• _EXERCISE INSTRUCTIONS_
Without the pictures, set down every line of the data exactly.

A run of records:
◇ ◇ ◇

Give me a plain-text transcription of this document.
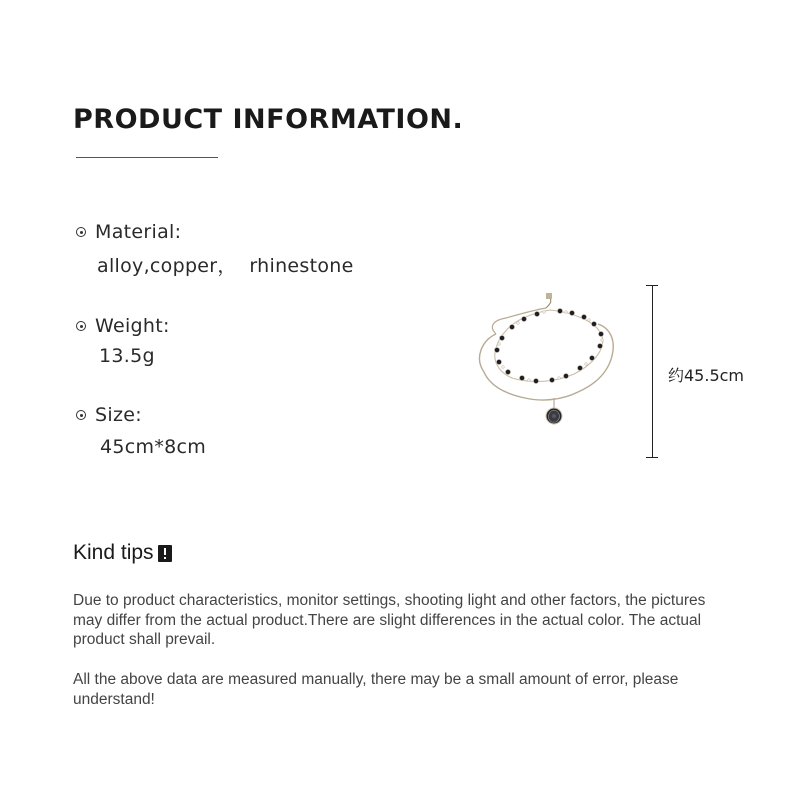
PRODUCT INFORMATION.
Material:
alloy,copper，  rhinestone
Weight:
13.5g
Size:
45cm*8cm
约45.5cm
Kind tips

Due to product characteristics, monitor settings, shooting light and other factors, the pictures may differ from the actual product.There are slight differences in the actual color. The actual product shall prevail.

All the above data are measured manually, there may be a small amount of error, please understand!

◇ ◇ ◇

• _FULL RESPONSE_
Give me a plain-text transcription of this document.
PRODUCT INFORMATION.
Material:
alloy,copper，  rhinestone
Weight:
13.5g
Size:
45cm*8cm
约45.5cm
Kind tips

Due to product characteristics, monitor settings, shooting light and other factors, the pictures may differ from the actual product.There are slight differences in the actual color. The actual product shall prevail.

All the above data are measured manually, there may be a small amount of error, please understand!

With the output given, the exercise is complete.